Figure record extracts

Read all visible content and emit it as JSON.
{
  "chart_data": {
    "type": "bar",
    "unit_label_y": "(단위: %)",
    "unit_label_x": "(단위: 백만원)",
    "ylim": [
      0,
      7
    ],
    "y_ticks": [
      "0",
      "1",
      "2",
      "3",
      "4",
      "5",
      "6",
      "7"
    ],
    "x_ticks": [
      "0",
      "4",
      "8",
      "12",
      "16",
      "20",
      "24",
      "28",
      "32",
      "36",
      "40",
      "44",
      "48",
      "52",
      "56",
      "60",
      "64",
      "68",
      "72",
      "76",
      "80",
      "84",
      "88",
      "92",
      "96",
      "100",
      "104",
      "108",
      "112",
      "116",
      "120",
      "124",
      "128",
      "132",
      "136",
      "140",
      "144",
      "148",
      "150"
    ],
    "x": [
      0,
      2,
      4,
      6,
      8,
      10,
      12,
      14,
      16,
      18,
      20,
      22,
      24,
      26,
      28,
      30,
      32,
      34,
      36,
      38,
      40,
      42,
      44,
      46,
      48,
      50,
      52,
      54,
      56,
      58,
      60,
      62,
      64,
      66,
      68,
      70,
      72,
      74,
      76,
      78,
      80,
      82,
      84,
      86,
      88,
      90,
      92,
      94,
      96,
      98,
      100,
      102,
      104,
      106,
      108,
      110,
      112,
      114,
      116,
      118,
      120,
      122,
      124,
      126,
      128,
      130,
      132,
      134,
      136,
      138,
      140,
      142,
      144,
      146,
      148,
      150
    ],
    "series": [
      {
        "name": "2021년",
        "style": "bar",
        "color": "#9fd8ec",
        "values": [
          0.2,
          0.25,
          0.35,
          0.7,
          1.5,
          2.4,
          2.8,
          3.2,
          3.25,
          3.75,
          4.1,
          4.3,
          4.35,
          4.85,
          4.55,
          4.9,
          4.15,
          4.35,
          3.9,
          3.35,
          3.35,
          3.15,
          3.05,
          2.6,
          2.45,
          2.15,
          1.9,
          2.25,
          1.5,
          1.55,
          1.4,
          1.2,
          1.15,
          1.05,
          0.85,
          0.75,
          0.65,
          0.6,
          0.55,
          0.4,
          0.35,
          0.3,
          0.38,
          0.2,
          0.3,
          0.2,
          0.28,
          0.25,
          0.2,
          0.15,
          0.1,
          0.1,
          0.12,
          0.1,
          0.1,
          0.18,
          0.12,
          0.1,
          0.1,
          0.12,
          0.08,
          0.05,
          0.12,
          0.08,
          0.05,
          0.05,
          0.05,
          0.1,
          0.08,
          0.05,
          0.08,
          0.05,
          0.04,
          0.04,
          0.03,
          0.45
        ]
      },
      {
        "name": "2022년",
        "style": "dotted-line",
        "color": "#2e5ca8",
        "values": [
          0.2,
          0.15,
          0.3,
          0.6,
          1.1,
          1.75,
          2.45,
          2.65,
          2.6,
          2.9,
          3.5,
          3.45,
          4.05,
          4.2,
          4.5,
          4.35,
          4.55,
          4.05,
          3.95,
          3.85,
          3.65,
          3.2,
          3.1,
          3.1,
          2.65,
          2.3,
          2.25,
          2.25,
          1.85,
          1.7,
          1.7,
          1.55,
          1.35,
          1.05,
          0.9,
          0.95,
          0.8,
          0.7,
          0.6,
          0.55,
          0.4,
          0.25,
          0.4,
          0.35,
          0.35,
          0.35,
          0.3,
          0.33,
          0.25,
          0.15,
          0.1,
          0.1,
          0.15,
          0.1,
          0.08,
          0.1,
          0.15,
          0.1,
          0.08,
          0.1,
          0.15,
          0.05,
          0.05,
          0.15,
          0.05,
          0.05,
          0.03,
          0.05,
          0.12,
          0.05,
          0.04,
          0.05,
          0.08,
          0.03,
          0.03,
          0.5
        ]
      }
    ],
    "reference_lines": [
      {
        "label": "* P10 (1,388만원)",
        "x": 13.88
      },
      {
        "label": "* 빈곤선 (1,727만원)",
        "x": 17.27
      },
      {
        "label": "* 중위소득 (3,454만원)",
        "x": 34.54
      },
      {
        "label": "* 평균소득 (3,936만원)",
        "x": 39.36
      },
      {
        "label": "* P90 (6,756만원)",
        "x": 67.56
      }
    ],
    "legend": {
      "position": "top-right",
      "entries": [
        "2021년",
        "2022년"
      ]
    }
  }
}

*DIRECTIVE*: Repeat each record exactly, leaving nothing out.

*SOLUTION TO THIS EXERCISE*:
Read all visible content and emit it as JSON.
{
  "chart_data": {
    "type": "bar",
    "unit_label_y": "(단위: %)",
    "unit_label_x": "(단위: 백만원)",
    "ylim": [
      0,
      7
    ],
    "y_ticks": [
      "0",
      "1",
      "2",
      "3",
      "4",
      "5",
      "6",
      "7"
    ],
    "x_ticks": [
      "0",
      "4",
      "8",
      "12",
      "16",
      "20",
      "24",
      "28",
      "32",
      "36",
      "40",
      "44",
      "48",
      "52",
      "56",
      "60",
      "64",
      "68",
      "72",
      "76",
      "80",
      "84",
      "88",
      "92",
      "96",
      "100",
      "104",
      "108",
      "112",
      "116",
      "120",
      "124",
      "128",
      "132",
      "136",
      "140",
      "144",
      "148",
      "150"
    ],
    "x": [
      0,
      2,
      4,
      6,
      8,
      10,
      12,
      14,
      16,
      18,
      20,
      22,
      24,
      26,
      28,
      30,
      32,
      34,
      36,
      38,
      40,
      42,
      44,
      46,
      48,
      50,
      52,
      54,
      56,
      58,
      60,
      62,
      64,
      66,
      68,
      70,
      72,
      74,
      76,
      78,
      80,
      82,
      84,
      86,
      88,
      90,
      92,
      94,
      96,
      98,
      100,
      102,
      104,
      106,
      108,
      110,
      112,
      114,
      116,
      118,
      120,
      122,
      124,
      126,
      128,
      130,
      132,
      134,
      136,
      138,
      140,
      142,
      144,
      146,
      148,
      150
    ],
    "series": [
      {
        "name": "2021년",
        "style": "bar",
        "color": "#9fd8ec",
        "values": [
          0.2,
          0.25,
          0.35,
          0.7,
          1.5,
          2.4,
          2.8,
          3.2,
          3.25,
          3.75,
          4.1,
          4.3,
          4.35,
          4.85,
          4.55,
          4.9,
          4.15,
          4.35,
          3.9,
          3.35,
          3.35,
          3.15,
          3.05,
          2.6,
          2.45,
          2.15,
          1.9,
          2.25,
          1.5,
          1.55,
          1.4,
          1.2,
          1.15,
          1.05,
          0.85,
          0.75,
          0.65,
          0.6,
          0.55,
          0.4,
          0.35,
          0.3,
          0.38,
          0.2,
          0.3,
          0.2,
          0.28,
          0.25,
          0.2,
          0.15,
          0.1,
          0.1,
          0.12,
          0.1,
          0.1,
          0.18,
          0.12,
          0.1,
          0.1,
          0.12,
          0.08,
          0.05,
          0.12,
          0.08,
          0.05,
          0.05,
          0.05,
          0.1,
          0.08,
          0.05,
          0.08,
          0.05,
          0.04,
          0.04,
          0.03,
          0.45
        ]
      },
      {
        "name": "2022년",
        "style": "dotted-line",
        "color": "#2e5ca8",
        "values": [
          0.2,
          0.15,
          0.3,
          0.6,
          1.1,
          1.75,
          2.45,
          2.65,
          2.6,
          2.9,
          3.5,
          3.45,
          4.05,
          4.2,
          4.5,
          4.35,
          4.55,
          4.05,
          3.95,
          3.85,
          3.65,
          3.2,
          3.1,
          3.1,
          2.65,
          2.3,
          2.25,
          2.25,
          1.85,
          1.7,
          1.7,
          1.55,
          1.35,
          1.05,
          0.9,
          0.95,
          0.8,
          0.7,
          0.6,
          0.55,
          0.4,
          0.25,
          0.4,
          0.35,
          0.35,
          0.35,
          0.3,
          0.33,
          0.25,
          0.15,
          0.1,
          0.1,
          0.15,
          0.1,
          0.08,
          0.1,
          0.15,
          0.1,
          0.08,
          0.1,
          0.15,
          0.05,
          0.05,
          0.15,
          0.05,
          0.05,
          0.03,
          0.05,
          0.12,
          0.05,
          0.04,
          0.05,
          0.08,
          0.03,
          0.03,
          0.5
        ]
      }
    ],
    "reference_lines": [
      {
        "label": "* P10 (1,388만원)",
        "x": 13.88
      },
      {
        "label": "* 빈곤선 (1,727만원)",
        "x": 17.27
      },
      {
        "label": "* 중위소득 (3,454만원)",
        "x": 34.54
      },
      {
        "label": "* 평균소득 (3,936만원)",
        "x": 39.36
      },
      {
        "label": "* P90 (6,756만원)",
        "x": 67.56
      }
    ],
    "legend": {
      "position": "top-right",
      "entries": [
        "2021년",
        "2022년"
      ]
    }
  }
}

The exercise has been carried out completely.